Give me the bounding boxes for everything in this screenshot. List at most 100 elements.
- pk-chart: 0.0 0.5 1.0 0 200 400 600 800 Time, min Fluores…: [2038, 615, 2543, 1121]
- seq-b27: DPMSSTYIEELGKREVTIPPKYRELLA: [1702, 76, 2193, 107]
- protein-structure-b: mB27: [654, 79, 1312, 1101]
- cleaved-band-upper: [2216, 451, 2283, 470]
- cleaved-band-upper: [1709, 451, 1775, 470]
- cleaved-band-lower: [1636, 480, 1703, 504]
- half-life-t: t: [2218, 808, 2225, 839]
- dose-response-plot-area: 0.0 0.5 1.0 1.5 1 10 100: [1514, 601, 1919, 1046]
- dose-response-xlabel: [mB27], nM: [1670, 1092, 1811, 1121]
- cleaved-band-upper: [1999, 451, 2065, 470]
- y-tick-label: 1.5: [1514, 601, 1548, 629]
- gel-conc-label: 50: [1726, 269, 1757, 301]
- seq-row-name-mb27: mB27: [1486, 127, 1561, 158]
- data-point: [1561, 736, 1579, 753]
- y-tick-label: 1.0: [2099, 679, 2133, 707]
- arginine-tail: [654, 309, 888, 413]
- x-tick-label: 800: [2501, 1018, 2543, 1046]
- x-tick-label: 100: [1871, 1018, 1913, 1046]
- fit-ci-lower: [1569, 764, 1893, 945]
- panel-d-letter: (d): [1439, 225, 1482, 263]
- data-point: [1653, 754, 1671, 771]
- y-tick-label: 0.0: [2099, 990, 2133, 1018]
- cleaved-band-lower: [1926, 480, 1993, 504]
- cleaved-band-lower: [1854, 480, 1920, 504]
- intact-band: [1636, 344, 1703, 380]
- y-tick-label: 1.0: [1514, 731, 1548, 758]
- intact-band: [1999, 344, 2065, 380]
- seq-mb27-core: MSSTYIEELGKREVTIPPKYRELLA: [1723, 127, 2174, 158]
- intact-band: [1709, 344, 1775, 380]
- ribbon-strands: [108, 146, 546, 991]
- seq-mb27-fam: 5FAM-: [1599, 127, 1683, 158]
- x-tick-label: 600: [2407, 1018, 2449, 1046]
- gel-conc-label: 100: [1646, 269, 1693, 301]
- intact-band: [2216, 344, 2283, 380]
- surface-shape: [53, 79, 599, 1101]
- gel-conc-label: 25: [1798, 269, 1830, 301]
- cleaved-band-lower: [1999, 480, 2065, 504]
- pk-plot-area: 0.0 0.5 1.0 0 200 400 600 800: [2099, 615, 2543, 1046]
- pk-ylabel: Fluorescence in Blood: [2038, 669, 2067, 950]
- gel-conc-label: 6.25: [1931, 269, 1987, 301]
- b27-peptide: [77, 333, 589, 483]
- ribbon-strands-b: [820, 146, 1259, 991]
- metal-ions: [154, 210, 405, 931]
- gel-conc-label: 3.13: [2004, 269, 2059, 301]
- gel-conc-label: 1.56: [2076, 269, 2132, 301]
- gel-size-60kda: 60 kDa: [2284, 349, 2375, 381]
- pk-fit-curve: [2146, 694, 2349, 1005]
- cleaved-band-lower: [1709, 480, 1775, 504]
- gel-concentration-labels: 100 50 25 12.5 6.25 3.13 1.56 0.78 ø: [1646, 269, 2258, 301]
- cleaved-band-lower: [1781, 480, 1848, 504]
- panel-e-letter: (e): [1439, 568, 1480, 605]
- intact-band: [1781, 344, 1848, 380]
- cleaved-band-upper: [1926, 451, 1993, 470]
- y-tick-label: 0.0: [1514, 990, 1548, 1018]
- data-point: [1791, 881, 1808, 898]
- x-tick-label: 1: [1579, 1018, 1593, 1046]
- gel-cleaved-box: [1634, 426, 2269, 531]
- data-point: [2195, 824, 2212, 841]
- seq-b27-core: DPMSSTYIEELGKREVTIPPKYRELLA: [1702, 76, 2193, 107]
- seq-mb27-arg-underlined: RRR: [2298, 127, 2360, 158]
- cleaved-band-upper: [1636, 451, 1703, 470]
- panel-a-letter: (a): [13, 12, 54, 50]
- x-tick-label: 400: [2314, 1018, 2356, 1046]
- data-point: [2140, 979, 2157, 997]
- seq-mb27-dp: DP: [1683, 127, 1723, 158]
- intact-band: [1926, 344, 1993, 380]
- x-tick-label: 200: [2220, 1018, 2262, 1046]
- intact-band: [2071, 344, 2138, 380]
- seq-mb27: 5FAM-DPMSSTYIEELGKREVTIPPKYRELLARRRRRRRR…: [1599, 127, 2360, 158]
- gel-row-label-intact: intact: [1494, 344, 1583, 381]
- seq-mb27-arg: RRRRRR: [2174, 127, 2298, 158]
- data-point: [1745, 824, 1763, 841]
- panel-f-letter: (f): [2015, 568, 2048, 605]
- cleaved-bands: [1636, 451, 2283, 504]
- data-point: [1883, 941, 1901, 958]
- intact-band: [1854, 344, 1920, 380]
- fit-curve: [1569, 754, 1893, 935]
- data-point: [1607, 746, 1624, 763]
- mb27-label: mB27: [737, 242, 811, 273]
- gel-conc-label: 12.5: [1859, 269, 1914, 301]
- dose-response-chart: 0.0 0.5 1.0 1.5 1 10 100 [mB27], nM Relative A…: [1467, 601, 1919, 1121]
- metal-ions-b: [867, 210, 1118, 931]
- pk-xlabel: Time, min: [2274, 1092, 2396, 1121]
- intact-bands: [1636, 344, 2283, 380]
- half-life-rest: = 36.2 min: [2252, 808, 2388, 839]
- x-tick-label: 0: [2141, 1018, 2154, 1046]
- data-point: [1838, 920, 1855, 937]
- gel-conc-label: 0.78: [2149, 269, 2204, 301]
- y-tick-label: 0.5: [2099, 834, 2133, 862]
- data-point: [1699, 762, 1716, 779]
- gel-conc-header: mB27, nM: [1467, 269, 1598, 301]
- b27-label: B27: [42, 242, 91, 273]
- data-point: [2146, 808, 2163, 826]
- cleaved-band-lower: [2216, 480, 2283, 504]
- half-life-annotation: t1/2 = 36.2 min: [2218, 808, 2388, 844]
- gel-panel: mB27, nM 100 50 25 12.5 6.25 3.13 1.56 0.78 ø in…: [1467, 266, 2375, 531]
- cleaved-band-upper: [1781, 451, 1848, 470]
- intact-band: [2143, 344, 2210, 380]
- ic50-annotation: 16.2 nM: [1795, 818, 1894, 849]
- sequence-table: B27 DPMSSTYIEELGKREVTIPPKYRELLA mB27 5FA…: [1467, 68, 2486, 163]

* [What you should do]: If a line in the records above contains the word "point", copy it.

* [Response below]:
- data-point: [1561, 736, 1579, 753]
- data-point: [1653, 754, 1671, 771]
- data-point: [1791, 881, 1808, 898]
- data-point: [2195, 824, 2212, 841]
- data-point: [2140, 979, 2157, 997]
- data-point: [1745, 824, 1763, 841]
- data-point: [1883, 941, 1901, 958]
- data-point: [1607, 746, 1624, 763]
- data-point: [1838, 920, 1855, 937]
- data-point: [1699, 762, 1716, 779]
- data-point: [2146, 808, 2163, 826]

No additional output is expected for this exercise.